> _TASK STATEMENT_
Search the records for the word "AttributeSet" and report each line that has it.
begin DATASET EXTRACT
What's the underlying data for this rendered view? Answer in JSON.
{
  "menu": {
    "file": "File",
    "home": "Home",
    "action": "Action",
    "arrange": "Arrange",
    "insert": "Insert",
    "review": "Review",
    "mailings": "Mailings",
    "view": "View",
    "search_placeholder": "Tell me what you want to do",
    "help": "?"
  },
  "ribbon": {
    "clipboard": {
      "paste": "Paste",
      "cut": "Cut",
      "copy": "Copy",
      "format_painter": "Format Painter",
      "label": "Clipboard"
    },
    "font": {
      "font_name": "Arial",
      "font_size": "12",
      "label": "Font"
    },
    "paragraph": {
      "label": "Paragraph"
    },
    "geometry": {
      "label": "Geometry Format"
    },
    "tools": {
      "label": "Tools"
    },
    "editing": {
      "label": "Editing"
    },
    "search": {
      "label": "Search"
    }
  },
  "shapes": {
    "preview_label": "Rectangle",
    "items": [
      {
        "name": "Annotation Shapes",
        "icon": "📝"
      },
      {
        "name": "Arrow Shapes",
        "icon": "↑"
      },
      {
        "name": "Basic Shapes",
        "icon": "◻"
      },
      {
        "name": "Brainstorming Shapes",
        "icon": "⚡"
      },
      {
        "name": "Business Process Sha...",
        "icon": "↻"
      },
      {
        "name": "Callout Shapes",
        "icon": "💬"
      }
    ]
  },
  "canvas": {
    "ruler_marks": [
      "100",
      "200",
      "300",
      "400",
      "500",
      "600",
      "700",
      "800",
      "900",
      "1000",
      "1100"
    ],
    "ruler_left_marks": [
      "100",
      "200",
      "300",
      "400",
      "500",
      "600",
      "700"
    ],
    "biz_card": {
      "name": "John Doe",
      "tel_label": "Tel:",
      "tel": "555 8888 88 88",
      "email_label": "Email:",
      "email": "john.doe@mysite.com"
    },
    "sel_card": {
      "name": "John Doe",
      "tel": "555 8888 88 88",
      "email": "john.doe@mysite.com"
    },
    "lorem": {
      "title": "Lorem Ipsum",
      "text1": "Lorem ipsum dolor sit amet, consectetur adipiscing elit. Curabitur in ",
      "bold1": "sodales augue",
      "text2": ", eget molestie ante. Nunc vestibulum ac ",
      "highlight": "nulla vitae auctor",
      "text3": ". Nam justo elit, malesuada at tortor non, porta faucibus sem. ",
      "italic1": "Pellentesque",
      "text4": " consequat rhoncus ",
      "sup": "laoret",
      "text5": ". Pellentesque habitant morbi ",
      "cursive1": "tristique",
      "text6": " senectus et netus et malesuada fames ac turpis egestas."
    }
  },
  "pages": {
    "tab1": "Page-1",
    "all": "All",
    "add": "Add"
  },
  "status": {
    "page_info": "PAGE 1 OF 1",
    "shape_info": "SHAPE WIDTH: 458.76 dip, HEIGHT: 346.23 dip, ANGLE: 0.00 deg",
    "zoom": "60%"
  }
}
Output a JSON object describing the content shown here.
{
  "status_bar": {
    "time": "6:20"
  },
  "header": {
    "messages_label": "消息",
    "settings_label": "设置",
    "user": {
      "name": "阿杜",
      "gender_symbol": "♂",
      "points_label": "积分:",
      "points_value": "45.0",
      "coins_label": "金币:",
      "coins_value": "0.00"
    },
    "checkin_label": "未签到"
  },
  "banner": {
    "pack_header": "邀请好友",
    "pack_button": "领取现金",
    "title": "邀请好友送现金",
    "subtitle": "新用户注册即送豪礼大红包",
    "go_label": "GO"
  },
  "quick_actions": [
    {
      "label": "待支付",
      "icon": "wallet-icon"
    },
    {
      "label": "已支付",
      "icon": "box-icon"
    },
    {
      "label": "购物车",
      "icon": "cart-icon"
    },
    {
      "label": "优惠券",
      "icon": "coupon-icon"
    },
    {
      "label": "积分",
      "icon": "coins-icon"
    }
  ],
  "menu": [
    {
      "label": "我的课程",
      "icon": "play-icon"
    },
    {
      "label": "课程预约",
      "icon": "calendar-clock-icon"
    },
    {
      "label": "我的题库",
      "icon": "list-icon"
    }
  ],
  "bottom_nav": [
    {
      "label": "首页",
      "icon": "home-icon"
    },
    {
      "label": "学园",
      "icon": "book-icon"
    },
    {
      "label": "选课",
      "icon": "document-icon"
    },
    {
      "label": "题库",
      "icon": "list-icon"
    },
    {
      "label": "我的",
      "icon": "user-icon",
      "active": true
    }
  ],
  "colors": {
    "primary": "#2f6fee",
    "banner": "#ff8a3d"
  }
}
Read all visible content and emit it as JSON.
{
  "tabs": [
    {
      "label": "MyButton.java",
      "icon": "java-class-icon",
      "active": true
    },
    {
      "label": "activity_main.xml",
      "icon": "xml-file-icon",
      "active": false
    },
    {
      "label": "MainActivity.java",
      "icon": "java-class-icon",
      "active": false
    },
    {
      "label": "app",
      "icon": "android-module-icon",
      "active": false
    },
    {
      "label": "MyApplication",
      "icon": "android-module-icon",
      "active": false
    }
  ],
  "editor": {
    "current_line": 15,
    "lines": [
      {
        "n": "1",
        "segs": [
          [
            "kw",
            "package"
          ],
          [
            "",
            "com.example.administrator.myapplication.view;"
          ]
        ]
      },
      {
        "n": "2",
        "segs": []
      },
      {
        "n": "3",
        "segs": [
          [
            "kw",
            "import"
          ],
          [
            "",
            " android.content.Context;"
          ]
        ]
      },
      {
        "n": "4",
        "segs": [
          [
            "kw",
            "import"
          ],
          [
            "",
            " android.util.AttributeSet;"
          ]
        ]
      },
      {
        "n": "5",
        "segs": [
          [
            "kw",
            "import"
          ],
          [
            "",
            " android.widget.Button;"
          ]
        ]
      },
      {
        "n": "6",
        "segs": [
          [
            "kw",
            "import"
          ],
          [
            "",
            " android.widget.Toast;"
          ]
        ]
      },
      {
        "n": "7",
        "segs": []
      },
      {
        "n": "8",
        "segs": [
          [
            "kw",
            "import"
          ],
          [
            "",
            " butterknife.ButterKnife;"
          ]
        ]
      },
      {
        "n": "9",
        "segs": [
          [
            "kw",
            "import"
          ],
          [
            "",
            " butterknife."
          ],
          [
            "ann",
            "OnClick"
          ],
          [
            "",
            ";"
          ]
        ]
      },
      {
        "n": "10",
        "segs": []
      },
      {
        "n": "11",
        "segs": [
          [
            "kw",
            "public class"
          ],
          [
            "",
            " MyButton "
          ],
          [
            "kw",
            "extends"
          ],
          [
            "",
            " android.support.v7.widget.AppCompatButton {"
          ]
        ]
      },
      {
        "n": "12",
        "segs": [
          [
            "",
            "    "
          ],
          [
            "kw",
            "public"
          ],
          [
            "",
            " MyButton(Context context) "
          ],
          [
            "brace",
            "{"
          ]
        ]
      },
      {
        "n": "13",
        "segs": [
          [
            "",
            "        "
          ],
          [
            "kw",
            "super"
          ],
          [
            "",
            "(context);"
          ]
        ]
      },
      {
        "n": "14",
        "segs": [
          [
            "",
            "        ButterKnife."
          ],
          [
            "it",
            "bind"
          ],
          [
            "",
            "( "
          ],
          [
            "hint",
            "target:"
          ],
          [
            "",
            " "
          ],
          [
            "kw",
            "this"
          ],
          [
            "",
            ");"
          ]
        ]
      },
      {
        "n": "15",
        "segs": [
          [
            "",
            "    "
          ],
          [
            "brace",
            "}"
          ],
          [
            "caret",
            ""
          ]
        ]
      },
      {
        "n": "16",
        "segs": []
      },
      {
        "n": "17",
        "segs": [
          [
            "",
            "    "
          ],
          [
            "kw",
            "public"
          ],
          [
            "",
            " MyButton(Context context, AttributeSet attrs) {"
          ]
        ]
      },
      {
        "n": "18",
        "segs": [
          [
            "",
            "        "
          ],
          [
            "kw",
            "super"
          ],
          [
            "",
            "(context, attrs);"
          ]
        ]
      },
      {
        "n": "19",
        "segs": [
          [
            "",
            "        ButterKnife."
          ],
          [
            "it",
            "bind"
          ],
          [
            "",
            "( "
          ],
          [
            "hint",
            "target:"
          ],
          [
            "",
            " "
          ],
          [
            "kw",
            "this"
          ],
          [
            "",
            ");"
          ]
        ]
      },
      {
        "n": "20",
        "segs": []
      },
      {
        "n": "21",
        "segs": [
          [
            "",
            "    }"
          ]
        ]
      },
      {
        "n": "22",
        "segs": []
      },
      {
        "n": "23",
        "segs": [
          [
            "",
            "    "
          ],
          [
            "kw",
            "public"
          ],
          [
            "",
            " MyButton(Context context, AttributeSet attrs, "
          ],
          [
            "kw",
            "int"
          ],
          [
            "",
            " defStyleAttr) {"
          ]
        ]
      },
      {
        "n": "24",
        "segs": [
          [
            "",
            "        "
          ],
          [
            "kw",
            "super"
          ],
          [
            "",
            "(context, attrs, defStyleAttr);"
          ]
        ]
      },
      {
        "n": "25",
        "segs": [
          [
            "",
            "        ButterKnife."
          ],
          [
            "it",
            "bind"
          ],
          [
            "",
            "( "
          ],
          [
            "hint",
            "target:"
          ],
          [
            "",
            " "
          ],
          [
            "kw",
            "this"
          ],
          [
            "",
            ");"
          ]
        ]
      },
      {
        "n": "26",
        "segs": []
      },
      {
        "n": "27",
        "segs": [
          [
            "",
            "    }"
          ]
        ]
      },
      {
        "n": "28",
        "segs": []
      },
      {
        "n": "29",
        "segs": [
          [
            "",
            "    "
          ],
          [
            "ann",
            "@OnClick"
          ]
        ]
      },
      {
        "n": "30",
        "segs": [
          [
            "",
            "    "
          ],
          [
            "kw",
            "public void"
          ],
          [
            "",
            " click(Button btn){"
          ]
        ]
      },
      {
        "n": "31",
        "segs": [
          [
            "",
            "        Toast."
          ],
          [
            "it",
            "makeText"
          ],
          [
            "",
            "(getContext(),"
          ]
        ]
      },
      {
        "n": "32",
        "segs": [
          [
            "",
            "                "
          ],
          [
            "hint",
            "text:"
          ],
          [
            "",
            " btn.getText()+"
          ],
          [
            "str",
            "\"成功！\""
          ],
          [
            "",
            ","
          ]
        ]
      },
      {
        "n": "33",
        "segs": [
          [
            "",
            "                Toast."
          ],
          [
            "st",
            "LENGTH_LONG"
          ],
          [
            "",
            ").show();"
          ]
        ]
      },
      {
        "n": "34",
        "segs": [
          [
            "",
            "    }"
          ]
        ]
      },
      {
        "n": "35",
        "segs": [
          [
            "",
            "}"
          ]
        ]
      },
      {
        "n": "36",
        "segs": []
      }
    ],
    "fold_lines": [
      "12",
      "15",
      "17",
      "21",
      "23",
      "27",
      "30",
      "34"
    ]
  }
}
end DATASET EXTRACT
> _EXERCISE OUTPUT_
            " android.util.AttributeSet;"
            " MyButton(Context context, AttributeSet attrs) {"
            " MyButton(Context context, AttributeSet attrs, "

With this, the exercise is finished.